EXERCISE
Count lines holding the string "anxious" in the data that follows. Reply with one number only.

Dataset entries

= = = = =

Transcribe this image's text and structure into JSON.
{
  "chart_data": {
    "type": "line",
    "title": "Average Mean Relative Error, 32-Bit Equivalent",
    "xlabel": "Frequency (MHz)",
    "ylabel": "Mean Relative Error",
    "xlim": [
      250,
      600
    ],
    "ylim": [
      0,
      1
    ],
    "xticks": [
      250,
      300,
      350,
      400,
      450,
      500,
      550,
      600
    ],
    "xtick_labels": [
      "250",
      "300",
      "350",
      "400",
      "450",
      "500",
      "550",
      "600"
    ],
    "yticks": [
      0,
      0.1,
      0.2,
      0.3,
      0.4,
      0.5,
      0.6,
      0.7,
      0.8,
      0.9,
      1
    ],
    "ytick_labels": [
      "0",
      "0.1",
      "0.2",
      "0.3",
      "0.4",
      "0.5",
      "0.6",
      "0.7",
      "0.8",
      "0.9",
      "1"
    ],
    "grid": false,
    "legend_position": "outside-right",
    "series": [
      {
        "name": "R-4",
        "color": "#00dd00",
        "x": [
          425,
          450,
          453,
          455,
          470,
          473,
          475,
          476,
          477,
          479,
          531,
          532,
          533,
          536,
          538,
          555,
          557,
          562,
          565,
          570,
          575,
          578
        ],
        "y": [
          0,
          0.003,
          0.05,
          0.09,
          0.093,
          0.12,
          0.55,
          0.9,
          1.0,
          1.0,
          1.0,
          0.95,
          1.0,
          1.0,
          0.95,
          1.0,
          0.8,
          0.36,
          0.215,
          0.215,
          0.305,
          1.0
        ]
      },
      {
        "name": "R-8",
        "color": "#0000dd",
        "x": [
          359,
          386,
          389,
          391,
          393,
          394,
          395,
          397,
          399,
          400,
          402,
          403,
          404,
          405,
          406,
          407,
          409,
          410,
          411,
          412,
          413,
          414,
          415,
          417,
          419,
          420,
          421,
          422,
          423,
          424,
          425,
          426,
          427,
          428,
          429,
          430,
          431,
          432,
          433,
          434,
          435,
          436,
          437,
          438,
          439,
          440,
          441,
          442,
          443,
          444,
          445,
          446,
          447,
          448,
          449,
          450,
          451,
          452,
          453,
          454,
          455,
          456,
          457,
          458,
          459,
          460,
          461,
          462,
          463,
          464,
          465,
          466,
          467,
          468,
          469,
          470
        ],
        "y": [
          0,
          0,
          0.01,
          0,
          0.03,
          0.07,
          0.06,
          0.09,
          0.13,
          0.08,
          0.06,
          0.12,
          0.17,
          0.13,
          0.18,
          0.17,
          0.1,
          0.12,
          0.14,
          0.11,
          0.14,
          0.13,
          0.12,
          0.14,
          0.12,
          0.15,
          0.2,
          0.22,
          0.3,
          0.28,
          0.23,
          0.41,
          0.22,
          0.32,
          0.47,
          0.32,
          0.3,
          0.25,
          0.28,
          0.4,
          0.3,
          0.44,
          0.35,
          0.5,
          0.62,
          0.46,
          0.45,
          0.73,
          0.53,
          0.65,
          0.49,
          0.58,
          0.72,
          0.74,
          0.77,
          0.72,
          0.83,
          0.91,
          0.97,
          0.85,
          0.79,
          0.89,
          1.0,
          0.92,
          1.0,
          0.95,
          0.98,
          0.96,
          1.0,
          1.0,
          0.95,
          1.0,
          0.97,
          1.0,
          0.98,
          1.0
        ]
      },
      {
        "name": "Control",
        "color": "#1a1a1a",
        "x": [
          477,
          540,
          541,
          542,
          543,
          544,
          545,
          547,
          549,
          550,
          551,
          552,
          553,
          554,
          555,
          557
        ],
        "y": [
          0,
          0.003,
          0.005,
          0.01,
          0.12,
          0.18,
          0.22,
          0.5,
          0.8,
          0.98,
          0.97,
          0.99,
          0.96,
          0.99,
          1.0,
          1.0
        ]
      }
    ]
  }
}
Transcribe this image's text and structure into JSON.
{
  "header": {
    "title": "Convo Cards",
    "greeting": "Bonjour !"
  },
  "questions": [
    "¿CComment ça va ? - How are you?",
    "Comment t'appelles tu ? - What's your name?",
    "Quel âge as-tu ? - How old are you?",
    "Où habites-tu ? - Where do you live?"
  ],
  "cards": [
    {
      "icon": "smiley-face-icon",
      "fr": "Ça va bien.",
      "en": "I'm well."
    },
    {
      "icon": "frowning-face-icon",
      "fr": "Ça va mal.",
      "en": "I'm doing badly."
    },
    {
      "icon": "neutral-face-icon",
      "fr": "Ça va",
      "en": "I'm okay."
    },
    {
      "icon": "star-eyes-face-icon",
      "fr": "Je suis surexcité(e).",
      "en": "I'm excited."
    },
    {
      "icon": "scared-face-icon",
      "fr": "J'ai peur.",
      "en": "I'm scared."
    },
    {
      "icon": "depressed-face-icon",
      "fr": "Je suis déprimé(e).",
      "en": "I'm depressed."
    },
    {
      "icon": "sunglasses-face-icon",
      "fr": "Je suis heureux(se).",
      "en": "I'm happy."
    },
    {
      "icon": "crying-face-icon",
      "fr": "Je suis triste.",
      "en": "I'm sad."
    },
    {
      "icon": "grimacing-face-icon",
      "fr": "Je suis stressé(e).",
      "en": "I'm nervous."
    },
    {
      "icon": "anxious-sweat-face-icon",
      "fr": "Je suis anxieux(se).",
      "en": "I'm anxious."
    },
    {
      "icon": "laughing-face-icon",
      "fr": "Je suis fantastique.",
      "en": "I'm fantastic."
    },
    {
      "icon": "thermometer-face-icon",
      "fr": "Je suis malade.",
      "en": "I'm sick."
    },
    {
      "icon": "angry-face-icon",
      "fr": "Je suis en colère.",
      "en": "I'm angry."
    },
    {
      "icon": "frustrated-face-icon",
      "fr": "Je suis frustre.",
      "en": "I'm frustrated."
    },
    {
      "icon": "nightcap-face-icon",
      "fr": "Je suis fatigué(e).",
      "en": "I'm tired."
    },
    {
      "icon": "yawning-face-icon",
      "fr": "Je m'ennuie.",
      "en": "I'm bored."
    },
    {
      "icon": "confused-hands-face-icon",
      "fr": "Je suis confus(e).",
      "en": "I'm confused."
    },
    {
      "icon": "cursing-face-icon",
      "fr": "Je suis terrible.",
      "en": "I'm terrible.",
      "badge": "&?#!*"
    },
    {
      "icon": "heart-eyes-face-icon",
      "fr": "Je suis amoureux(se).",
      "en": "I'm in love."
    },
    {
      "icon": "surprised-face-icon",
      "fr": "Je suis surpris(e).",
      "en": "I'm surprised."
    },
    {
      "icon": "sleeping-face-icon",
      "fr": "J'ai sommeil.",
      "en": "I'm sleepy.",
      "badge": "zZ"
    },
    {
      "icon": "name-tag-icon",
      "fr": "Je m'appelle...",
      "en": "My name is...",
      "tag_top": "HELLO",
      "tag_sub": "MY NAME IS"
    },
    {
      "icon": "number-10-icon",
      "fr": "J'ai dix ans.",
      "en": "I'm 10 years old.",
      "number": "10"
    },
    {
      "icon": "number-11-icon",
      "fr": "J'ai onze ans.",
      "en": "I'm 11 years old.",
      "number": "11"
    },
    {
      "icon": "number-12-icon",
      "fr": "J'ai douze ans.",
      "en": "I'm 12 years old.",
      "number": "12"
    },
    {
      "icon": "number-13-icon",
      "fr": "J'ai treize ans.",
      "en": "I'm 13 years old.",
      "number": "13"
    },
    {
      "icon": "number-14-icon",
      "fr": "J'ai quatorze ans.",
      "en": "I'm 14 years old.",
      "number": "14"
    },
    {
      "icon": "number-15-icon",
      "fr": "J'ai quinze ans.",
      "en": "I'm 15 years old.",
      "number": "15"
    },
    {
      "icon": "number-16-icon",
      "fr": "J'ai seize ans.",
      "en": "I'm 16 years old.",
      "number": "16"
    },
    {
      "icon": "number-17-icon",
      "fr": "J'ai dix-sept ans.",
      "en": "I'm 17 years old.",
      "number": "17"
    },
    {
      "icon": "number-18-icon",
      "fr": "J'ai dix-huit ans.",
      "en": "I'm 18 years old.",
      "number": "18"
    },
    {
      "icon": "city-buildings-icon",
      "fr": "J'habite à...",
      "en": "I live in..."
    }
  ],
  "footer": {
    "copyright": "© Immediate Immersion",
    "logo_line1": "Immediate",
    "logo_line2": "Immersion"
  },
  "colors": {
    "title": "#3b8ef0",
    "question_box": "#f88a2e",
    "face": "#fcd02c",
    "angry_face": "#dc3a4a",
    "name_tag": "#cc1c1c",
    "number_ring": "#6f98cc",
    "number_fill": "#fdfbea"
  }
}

= = = = =

COMPLETE ANSWER
2